▸ Aufgabe 1: Nennen Sie alle Bestandteile, aus deren Kombination der Analyseansatz laut dem Textabschnitt zum Handelsstil von Clemens Schmale besteht.
▸ Aufgabe 2:
Beantworten Sie anhand des Textabschnitts zum Handelsstil von Clemens Schmale diese Fragen:
(a) Seit wann entwickelt Schmale seinen Handelsstil an der Börse?
(b) Worauf stützt er sich beim Timing?
(c) Wie lange hält er einzelne Positionen meist?

Clemens Schmale hat seinen persönlichen Handelsstil seit den 1990er Jahren an der Börse entwickelt.

Dieser gründet auf zwei Säulen: ein anderer Analyseansatz und andere Basiswerte. Mit anders ist vor allem die Kombination aus Global Makro, fundamentaler Analyse und Chartanalyse sowie Zukunftstrends gemeint. Während Fundamentaldaten und Makrotrends bestimmen, was konkret gehandelt wird, verlässt sich Schmale beim Timing auf die Chartanalyse. Er handelt alle Anlageklassen, wobei er sich größtenteils auf Werte konzentriert, die nicht „Mainstream“ sind. Diese Märkte sind weniger effizient als andere und ermöglichen so hohes Renditepotenzial. Sie sind damit allerdings auch spekulativer als hochliquide Märkte. Die Haltedauer einzelner Positionen variiert nach Anlageklasse, beträgt jedoch meist mehrere Tage, oft auch Wochen oder Monate.

▸ Verfügbare Daten:
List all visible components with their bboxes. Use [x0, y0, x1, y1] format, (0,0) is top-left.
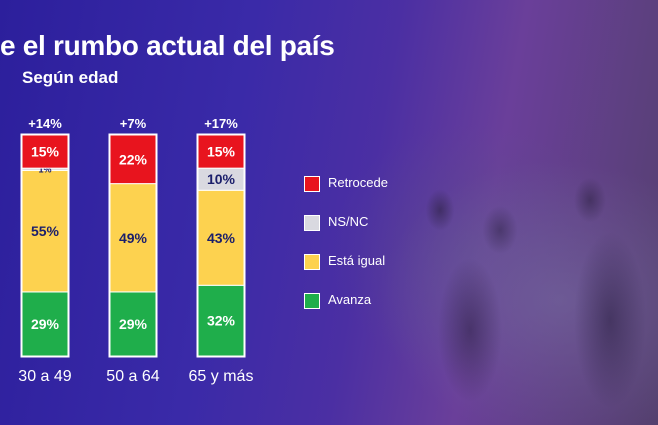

▸ Ergebnis 1:
- Global Makro
- fundamentale Analyse
- Chartanalyse
- Zukunftstrends

▸ Ergebnis 2:
(a) Seit den 1990er Jahren.
(b) Auf die Chartanalyse.
(c) Meist mehrere Tage, oft auch Wochen oder Monate, je nach Anlageklasse.